*** Opening of SELECTED EXCERPT ***

  • December 14, 2017

    by Jane

    This post was recently brought to my attention, and I would like to share what currently is correct about this product. Phenoxyephanol is not in the ingredients of this product or any of Intelligent Nutrients products. The following is an ingredient list of the Harmonic Shampoo. It has a new look, and the ingredients have been updated. Intelligent Nutrients wants to be transparent and share all ingredients. Intelligent Nutrients also has 3rd party certification. Many companies do not spend the money or time to authenticate their products. If you'd like to learn more, you may find on their website. I am a firm believer in these products, and they are the safest on the market.


    Water (Aqua), Sodium C14- Olefin Sulfonate, Glycerin, Glyceryl Stearate SE, Cocamidopropyl Betaine, Sodium Methyl Cocoyl Taurate, Mauritia Flexuosa (Buriti) Fruit Oil,1 Nigella Sativa (Black Cumin) Seed Oil,1,2 Cucurbita Pepo (Pumpkin) Seed Oil,1,2 Rubus Idaeus (Raspberry) Seed Oil,1,2 Vitis Vinifera (Grape) Seed Oil,1,2 Vaccinium Macrocarpon (Cranberry) Seed Oil,1,2 Aroma,1,3 Coco-Glucoside, Glyceryl Oleate, Hydroxyethylcellulose, Panthenol, Xylitol, Guar Hydroxypropyltrimonium Chloride, Heptyl Undecylenate, Gluconolactone, Potassium Sorbate, Sodium Benzoate, Limonene,4 Tocopherol (Vitamin E).

  • July 12, 2010

    by Emelyn

    I interviewed Horst recently and you might be interested in his response regading concerns about the Harmonic Hair Care line. He basically says that while this line is not organic, it is nontoxic, non-irritating, and provides an alternative for consumers who want cleaner products that perform more like conventional products, at lower prices. You can read it here:

  • July 8, 2010

    by JD

    Why was my post deleted? All I said was- look into Morrocco Method? It's an all natural line, none of the things in it you're complaining about.

    I also love Lamas' Chinese Herbal shampoo.

  • July 7, 2010

    by JD

    Look into Morrocco Method ?

  • June 28, 2010

    by Jaysie

    Terri - please do post any reply. Thanks. Some years ago, someone who would know told me that the first 5 or 6 ingredients on a label are the ones that count and anything after that is in such minute quantity as to not mean much.

    Personally, I'm less concerned about irritants than things that are toxic. I may be wrong, but I think an irritant would be obvious right away and you'd know it doesn't agree with you while a toxin can build up in your system over time without your knowledge.

    With this shampoo, it looks like the bottom half of the ingredient list is unnecessary bloat, primarily there for fragrance rather than hair benefits. They are mostly potential skin and eye irritants except for limonene and linalool which some studies have targeted as carcinogenic.

*** Close of SELECTED EXCERPT ***
*** Opening of PROVIDED MATERIAL ***

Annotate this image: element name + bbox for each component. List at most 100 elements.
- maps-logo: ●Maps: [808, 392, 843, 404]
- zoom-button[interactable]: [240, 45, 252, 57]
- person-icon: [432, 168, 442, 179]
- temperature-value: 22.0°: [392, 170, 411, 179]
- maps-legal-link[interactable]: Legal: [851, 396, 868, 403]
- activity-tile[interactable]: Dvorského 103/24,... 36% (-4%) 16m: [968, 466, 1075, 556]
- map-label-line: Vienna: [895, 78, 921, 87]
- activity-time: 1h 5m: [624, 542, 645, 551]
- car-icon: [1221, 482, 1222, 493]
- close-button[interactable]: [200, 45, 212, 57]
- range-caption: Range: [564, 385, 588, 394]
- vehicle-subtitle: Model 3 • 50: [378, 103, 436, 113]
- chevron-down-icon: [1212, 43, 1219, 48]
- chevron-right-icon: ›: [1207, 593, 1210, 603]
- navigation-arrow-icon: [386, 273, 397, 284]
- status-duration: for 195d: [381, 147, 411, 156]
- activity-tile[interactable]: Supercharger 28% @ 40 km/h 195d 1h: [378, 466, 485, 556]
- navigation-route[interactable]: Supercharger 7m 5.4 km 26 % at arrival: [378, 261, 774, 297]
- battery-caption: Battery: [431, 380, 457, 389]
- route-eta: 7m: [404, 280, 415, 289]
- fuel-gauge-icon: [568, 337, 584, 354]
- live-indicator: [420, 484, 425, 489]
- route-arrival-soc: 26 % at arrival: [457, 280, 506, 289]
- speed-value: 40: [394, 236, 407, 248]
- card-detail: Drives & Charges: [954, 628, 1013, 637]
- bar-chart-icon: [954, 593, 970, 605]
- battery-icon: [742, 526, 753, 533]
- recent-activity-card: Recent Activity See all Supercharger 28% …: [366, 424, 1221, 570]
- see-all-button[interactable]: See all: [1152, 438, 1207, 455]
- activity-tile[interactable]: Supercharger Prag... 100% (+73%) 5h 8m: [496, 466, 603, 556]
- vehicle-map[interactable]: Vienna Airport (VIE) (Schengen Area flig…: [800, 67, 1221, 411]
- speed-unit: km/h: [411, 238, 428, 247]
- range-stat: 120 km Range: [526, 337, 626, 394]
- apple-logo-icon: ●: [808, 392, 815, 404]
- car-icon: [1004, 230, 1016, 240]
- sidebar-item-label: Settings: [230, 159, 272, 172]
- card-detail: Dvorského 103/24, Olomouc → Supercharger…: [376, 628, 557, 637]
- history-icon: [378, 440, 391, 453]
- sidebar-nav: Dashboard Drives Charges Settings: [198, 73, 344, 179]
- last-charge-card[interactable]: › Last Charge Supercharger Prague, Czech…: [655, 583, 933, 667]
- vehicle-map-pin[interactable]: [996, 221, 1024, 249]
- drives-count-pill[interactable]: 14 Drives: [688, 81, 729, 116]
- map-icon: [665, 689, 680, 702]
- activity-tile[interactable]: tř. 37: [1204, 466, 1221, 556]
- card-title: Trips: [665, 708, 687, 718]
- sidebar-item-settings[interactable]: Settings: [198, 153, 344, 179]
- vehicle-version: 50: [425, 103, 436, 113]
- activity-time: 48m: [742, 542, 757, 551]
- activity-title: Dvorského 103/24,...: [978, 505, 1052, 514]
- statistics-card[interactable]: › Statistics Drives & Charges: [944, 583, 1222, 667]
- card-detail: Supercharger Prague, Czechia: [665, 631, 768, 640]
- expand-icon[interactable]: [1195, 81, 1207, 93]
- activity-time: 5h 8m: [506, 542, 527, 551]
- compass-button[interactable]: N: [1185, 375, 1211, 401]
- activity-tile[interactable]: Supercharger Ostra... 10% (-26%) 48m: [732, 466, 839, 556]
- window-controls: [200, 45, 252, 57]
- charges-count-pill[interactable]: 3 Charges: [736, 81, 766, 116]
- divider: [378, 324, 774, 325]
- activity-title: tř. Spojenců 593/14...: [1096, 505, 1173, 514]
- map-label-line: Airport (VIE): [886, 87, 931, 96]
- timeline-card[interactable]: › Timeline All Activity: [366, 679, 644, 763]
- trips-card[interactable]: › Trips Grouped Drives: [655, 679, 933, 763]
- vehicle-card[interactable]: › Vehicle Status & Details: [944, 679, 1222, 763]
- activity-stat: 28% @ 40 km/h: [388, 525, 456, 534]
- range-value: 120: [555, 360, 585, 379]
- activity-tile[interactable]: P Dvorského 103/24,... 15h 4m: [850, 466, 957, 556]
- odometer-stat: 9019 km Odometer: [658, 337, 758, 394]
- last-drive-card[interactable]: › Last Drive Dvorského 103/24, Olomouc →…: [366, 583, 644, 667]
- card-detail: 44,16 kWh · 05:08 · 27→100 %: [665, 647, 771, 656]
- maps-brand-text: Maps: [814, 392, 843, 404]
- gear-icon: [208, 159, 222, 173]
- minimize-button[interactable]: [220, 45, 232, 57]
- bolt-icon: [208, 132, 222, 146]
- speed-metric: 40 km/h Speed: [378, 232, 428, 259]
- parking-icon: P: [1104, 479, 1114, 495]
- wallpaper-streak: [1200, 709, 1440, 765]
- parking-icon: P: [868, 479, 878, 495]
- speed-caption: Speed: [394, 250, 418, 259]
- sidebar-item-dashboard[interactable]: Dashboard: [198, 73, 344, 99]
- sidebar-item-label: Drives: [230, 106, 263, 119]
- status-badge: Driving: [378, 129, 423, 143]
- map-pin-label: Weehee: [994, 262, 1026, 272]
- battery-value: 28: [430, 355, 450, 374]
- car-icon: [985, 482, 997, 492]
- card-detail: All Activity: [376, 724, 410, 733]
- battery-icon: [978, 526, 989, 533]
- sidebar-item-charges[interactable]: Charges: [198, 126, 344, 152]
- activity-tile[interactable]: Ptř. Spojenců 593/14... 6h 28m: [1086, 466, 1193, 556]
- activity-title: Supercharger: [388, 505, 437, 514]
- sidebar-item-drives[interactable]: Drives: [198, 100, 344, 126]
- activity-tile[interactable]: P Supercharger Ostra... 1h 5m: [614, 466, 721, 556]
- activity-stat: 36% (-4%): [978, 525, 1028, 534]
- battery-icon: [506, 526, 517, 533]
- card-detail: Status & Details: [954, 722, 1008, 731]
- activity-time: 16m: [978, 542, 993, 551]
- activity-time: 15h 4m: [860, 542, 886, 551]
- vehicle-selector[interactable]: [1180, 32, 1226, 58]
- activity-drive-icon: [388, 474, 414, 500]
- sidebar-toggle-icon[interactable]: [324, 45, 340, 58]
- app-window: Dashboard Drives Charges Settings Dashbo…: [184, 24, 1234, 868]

*** Close of PROVIDED MATERIAL ***

# TASK PROMPT
In the comments about the Harmonic shampoo, which ingredient does Jane say is absent from every Intelligent Nutrients product?

# ANSWER
Phenoxyephanol